(Objetivo) Según el artículo sobre elecciones y pobreza, explique por qué cada amanecer resulta duro para los pobres y qué pierden con esa rutina diaria.

(Texto mostrado)
EDUARDO REYES LARA
Colaborador de la Asociación Amigos del Crucero
La Jornada
El clientelismo, la compra y el acarreo de votantes son un claro ejemplo de los espacios limitados que tiene el ciudadano para poder revertir la reproducción de la pobreza
Comenzamos un año más de elecciones con la herida abierta del proceso electoral anterior, los partidos definen candidatos y estrategias para convencernos de votar por ellos. Previamente se aseguraron de contar con cuantiosos recursos para vendernos sus soluciones, exaltar los logros de los gobiernos emanados de sus partidos y denostar al contrincante. Pronto se sumarán personalidades: empresarios, académicos, sacerdotes, activistas sociales y medios de comunicación a sus propuestas y programas de gobierno y seguramente se firmarán agendas programáticas que para lo único que han servido es para rellenar los espacios vacios de información en los periódicos locales.
El clientelismo, la compra y acarreo de votantes, la manipulación del voto, los programas sociales como instrumentos para asegurar votos y la falta de un sistema electoral con un enfoque de justicia social, son un claro ejemplo de los espacios limitados con que cuenta el ejercicio ciudadano para generar fórmulas efectivas de cambio a la permanente reproducción de la pobreza.
La pobreza que nace, crece, se reproduce y nunca muere, como si estuviéramos condenados a ella. La pobreza generada por un sistema económico que nunca funcionó, ni funcionará. La pobreza que se traduce en pobres que están emplazados en asentamientos aislados, o se encuentran hacinados en los suburbios urbanos de nuestra cuidad, castigados por una gran indiferencia social, sometidos sistemática y permanentemente por la violencia policial; que enfrentan cotidianamente con las luchas interminables por la supervivencia. Donde cada despertar, cada amanecer significa el interrogante respecto de qué se comerá, dónde y cuánta cantidad, en un duro enfrentamiento con las horas interminables. Despertando todos los días en medio de la adversidad. Perdiendo con esa brutal cotidianeidad las posibilidades de proyectar, de establecer objetivos, de soñar con un mundo mejor.

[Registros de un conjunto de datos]
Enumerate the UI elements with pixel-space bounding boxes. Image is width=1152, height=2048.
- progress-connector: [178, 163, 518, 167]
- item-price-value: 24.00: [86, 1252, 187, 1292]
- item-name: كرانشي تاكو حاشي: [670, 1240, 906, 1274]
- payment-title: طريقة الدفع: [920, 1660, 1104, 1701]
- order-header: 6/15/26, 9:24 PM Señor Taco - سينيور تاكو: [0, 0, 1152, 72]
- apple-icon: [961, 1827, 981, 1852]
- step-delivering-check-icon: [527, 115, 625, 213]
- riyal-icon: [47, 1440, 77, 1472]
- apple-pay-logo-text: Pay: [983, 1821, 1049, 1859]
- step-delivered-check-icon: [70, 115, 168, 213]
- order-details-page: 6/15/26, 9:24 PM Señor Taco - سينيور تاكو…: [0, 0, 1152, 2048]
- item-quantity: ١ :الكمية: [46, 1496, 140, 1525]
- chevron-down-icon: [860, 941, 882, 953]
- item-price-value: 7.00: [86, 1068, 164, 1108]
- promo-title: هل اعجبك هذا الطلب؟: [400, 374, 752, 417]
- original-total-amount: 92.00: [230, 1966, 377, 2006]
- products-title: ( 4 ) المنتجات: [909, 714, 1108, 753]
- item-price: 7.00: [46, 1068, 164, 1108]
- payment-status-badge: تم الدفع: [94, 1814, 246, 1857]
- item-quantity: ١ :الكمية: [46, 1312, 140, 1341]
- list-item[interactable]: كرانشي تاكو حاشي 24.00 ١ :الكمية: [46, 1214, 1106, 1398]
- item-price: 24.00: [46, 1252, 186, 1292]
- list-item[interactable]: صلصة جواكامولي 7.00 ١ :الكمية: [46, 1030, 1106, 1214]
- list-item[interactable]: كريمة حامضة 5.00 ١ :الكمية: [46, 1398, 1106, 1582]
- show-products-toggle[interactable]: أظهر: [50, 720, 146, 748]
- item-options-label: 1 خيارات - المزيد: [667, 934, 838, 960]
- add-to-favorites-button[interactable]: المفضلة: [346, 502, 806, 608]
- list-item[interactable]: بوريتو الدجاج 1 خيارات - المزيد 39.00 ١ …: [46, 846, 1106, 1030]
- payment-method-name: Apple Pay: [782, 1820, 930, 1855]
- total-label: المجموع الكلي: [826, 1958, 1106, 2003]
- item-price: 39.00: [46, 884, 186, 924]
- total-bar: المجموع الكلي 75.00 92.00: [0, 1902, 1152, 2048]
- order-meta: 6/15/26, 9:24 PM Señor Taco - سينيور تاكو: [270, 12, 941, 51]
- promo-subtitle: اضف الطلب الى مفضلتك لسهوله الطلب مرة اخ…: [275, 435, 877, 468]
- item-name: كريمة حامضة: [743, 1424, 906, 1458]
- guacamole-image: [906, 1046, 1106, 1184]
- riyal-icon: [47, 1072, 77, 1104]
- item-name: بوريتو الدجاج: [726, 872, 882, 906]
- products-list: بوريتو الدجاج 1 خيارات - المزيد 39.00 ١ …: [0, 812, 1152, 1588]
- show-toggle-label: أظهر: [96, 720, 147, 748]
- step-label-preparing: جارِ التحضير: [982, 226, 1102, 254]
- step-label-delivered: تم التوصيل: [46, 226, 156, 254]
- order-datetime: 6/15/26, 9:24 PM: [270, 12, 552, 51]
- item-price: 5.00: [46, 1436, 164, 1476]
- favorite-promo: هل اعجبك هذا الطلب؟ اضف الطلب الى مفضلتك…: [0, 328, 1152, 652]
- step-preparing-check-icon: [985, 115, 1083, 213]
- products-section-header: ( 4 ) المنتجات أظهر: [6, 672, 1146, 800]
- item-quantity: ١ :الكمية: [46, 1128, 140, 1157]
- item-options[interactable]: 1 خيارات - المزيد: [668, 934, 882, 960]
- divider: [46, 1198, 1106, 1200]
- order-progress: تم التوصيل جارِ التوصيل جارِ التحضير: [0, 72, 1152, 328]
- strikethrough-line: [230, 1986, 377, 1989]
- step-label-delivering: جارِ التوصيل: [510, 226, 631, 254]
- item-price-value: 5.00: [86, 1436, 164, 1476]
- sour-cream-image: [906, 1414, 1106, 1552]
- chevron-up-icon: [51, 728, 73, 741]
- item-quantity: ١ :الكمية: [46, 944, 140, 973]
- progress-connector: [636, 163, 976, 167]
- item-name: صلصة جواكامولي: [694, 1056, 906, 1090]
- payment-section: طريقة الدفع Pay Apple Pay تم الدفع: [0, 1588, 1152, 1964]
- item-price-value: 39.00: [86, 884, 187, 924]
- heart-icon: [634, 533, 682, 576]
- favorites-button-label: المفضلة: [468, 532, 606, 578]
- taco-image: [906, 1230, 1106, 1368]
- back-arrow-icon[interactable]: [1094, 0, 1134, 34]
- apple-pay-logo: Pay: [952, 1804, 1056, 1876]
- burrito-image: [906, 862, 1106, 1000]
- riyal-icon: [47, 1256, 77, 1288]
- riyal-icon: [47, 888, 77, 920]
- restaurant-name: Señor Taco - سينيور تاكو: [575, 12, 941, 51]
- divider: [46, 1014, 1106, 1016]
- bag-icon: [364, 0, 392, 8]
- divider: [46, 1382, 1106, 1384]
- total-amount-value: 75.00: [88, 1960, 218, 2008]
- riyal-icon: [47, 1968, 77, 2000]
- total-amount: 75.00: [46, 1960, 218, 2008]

(Respuesta final) Cada amanecer resulta duro porque plantea la pregunta de qué se comerá, dónde y en qué cantidad, en un enfrentamiento con horas interminables. Con esa rutina brutal, los pobres pierden la posibilidad de proyectar, de fijarse objetivos y de soñar con un mundo mejor.